• _Directions_:
Search the entries for the word "triangle" and pull out each line that has it.

=== Material ===

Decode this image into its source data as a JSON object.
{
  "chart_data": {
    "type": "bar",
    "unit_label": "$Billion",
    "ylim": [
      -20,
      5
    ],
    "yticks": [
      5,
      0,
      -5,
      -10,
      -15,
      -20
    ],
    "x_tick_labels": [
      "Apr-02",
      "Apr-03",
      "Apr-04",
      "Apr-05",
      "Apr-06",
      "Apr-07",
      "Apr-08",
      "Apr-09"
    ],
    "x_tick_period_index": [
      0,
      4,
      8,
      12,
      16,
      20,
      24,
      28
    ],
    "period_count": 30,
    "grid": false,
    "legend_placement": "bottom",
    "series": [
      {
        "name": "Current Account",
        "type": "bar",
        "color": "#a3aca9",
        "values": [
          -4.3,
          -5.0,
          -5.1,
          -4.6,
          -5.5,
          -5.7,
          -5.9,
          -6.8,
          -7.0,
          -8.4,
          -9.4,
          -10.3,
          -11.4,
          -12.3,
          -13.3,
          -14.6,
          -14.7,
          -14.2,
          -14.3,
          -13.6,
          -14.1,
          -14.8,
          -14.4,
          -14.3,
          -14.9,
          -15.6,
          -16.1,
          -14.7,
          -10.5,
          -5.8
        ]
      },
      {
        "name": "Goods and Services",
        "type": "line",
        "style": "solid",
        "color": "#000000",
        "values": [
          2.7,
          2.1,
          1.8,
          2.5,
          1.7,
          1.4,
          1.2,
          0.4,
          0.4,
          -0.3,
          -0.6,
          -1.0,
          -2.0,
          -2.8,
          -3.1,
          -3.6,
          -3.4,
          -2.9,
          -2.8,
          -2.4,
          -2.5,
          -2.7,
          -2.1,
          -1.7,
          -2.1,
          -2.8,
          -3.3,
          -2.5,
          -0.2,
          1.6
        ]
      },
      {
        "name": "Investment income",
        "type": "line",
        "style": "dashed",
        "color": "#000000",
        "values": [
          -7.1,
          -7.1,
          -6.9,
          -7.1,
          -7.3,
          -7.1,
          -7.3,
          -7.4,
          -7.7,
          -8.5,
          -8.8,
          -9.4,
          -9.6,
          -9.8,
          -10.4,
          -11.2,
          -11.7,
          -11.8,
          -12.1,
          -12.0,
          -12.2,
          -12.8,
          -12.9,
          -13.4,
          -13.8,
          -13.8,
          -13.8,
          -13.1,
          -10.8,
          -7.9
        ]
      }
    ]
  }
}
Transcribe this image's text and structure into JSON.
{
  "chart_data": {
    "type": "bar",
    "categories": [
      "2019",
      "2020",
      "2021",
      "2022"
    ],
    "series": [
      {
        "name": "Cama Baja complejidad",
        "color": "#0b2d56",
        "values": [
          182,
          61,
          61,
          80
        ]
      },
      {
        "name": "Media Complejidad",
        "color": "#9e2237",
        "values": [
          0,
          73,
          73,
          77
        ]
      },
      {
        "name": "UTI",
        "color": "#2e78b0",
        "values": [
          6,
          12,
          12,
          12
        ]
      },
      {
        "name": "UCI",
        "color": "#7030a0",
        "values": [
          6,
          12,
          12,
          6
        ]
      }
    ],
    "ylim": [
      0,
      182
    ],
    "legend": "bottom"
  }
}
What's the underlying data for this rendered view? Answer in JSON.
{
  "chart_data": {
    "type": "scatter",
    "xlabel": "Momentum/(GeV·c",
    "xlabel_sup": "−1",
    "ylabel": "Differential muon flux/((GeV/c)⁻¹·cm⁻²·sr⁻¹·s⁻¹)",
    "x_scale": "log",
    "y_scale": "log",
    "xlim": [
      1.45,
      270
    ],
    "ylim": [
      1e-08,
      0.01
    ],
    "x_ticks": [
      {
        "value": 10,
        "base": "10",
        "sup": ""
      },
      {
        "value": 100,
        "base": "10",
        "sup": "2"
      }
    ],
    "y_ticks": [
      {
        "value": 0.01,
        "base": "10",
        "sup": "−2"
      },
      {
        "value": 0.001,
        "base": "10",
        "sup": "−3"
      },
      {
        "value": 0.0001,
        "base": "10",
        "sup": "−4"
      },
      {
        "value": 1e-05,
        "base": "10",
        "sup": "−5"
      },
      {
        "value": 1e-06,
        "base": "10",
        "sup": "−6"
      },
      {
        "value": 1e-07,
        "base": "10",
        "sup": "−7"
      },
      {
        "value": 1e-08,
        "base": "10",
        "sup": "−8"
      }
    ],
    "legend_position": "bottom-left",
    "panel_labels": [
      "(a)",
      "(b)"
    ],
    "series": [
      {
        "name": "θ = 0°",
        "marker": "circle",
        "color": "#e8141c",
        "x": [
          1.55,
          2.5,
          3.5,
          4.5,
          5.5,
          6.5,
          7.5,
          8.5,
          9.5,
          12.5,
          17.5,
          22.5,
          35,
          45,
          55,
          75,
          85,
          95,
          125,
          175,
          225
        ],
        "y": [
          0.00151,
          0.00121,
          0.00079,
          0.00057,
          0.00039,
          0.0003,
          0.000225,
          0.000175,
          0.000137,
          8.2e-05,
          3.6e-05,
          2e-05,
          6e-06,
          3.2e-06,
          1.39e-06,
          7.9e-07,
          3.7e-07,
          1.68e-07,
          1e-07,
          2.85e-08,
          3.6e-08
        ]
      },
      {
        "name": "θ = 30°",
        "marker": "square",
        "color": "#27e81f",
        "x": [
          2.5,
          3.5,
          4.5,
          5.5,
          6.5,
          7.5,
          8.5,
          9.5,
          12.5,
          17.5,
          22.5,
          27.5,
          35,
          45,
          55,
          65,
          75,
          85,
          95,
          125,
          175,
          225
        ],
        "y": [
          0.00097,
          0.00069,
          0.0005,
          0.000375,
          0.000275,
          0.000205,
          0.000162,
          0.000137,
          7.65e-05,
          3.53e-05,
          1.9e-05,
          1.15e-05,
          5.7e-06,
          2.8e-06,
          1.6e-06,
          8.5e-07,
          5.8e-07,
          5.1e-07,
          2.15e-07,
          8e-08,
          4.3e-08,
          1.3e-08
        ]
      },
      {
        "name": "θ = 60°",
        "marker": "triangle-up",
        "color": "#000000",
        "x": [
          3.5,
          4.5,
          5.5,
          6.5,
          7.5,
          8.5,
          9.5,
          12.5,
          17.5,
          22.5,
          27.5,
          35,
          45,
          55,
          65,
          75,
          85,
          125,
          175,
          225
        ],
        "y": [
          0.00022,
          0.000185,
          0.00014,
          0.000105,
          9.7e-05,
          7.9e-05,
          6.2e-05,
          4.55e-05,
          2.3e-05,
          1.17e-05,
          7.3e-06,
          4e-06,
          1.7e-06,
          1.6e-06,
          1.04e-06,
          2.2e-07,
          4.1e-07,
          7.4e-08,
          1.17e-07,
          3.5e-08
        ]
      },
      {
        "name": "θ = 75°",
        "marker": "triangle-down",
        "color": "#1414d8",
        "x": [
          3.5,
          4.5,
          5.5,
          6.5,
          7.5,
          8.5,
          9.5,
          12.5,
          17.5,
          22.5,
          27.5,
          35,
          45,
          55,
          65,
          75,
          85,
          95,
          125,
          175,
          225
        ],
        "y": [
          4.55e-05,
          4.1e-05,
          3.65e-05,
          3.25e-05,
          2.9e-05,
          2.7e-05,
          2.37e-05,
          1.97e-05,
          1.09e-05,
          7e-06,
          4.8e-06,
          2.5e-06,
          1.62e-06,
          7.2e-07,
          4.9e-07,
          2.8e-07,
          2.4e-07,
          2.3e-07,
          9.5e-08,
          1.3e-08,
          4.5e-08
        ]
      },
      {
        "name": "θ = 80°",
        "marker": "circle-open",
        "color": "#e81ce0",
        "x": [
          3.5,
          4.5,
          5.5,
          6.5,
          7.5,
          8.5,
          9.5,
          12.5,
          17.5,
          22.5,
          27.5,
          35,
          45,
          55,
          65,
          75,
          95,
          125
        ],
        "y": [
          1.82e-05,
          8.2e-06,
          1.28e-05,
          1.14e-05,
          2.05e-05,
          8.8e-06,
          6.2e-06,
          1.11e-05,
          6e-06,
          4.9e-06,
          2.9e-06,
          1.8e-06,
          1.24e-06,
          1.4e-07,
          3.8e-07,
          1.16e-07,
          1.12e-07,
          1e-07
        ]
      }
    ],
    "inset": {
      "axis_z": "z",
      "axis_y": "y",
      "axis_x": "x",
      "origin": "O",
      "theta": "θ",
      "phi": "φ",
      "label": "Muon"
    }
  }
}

===

• _Solution below_:
        "marker": "triangle-up",
        "marker": "triangle-down",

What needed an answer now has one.